▸ **CONSEGNA 1**
Ricopia il passo del testo sulla Notte dei ricercatori che inizia con "Giunta alla sua" e termina con "CINECA e FORMICABLU.".
▸ **CONSEGNA 2**
Secondo il testo sulla Notte dei ricercatori, quale ente coordina il progetto SOCIETY?

“Per fare ricerca si parte da un’idea – e quindi bisogna sapersele far venire e coltivare l’attitudine a far nascere le idee -, da un’ipotesi, da una sfida – vuoi vedere che riesco…-“, racconta la professoressa Muzzarelli. “Si tratta di mettere insieme le conoscenze che già si hanno in modo diverso – quasi sempre nascono così le nuove collezioni di moda – di mischiare dati e metodi. Si guardano le cose da un altro punto di vista, con occhi diversi, spostando l’onere della prova. Si mette in moto un processo che dà ansia, ma anche energia. E alle volte si è premiati”.
L’incontro fa parte delle iniziative “Aspettando al notte dei ricercatori” ed è rivolto in particolare agli studenti delle quarte e quinte degli istituti di scuola secondaria superiore. “ La notte dei ricercatori è una festa della ricerca, nata per avvicinare ricercatori e pubblico. Gli studenti superiori sono per l’università un pubblico particolarmente importante, da cui da cui la soddisfazione per aver potuto collaborare con il Mulino per dedicare loro in particolare una delle iniziative di “Aspettando la Notte” spiega il Prorettore alla Ricerca dell’Ateneo, Antonino Rotolo.
Giunta alla sua terza edizione, la rassegna “Leggere, scrivere e far di conto” è un percorso che si snoda tra testi e scrittura, numeri e pensiero per proporre nuovi strumenti e nuovi modi di espressione nella formazione dei ragazzi.
La Notte europea dei ricercatori avrà luogo il 30 settembre a Bologna, Cesena, Ravenna e Faenza, Forlì e Predappio, Rimini e in tutta Europa.
Il progetto SOCIETY, selezionato dalla Commissione Europea nell’ambito del programma Horizon 2020 è coordinato dall’Università di Bologna e vi aderiscono Istituto Nazionale di Geofisica e Vulcanologia – INGV, Consiglio Nazionale delle Ricerche di Bologna – CNR, Istituto Nazionale di Astrofisica – INAF, Istituto nazionale di Fisica Nucleare – INFN, Consorzio Interuniversitario CINECA e FORMICABLU.

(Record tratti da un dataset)
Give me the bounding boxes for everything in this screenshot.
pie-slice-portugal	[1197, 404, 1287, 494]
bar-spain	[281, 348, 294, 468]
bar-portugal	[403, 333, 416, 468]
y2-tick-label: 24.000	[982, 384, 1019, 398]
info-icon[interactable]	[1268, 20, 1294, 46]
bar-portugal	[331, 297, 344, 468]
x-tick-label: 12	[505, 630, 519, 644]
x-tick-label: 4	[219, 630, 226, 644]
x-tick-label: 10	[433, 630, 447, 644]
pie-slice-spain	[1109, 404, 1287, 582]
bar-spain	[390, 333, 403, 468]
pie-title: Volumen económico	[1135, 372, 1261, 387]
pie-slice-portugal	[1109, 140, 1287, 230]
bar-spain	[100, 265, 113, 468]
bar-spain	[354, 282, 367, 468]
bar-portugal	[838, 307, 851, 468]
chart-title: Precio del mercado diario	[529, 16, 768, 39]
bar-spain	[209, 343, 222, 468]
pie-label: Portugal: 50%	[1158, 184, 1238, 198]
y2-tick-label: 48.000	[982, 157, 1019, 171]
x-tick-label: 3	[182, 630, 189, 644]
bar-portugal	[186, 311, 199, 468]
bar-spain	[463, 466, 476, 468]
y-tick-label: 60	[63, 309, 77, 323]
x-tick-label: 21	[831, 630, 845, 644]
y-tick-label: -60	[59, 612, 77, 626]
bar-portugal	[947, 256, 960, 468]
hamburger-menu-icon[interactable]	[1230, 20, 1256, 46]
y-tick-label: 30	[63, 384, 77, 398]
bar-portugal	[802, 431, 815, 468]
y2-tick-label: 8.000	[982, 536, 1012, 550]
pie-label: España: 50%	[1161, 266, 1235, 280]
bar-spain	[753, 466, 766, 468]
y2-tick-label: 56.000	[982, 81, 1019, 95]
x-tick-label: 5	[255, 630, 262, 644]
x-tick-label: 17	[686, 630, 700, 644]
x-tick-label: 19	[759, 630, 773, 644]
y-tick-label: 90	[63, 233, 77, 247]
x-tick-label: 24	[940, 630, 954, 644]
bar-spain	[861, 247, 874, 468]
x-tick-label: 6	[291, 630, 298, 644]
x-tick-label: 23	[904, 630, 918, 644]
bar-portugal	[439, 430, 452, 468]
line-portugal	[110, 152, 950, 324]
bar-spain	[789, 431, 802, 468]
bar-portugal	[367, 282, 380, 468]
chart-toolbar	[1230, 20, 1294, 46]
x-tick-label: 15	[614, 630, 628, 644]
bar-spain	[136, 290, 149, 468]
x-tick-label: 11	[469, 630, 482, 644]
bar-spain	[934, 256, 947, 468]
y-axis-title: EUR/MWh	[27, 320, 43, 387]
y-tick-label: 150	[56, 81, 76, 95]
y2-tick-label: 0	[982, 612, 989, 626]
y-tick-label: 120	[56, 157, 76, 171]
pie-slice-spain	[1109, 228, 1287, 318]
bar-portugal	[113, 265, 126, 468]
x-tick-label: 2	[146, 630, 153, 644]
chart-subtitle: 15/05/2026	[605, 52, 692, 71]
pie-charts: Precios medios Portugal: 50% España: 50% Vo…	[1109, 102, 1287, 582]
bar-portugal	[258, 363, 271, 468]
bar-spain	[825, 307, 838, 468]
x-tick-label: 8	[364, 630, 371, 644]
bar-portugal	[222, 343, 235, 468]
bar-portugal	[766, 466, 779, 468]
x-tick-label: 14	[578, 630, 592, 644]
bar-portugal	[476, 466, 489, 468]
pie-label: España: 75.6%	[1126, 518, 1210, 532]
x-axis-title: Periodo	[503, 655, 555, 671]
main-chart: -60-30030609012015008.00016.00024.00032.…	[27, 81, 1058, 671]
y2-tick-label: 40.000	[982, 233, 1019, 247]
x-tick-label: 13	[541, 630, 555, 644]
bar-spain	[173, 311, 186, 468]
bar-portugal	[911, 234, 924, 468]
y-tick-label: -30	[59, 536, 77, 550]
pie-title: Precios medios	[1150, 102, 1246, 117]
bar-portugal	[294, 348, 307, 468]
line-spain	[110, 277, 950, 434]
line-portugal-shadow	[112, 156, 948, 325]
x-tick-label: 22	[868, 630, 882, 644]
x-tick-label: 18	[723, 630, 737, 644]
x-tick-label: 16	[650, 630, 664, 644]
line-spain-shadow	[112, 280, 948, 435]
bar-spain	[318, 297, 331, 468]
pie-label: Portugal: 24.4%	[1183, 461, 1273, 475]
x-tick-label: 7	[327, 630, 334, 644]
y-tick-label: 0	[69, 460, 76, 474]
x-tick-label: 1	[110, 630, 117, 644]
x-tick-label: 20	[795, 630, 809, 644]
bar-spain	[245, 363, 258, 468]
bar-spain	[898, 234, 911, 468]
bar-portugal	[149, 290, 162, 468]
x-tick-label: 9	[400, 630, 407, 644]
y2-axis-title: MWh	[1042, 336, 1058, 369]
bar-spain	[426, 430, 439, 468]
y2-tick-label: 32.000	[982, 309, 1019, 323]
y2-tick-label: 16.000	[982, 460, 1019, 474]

▸ **RISPOSTA 1**
Giunta alla sua terza edizione, la rassegna “Leggere, scrivere e far di conto” è un percorso che si snoda tra testi e scrittura, numeri e pensiero per proporre nuovi strumenti e nuovi modi di espressione nella formazione dei ragazzi.
La Notte europea dei ricercatori avrà luogo il 30 settembre a Bologna, Cesena, Ravenna e Faenza, Forlì e Predappio, Rimini e in tutta Europa.
Il progetto SOCIETY, selezionato dalla Commissione Europea nell’ambito del programma Horizon 2020 è coordinato dall’Università di Bologna e vi aderiscono Istituto Nazionale di Geofisica e Vulcanologia – INGV, Consiglio Nazionale delle Ricerche di Bologna – CNR, Istituto Nazionale di Astrofisica – INAF, Istituto nazionale di Fisica Nucleare – INFN, Consorzio Interuniversitario CINECA e FORMICABLU.

▸ **RISPOSTA 2**
L'Università di Bologna.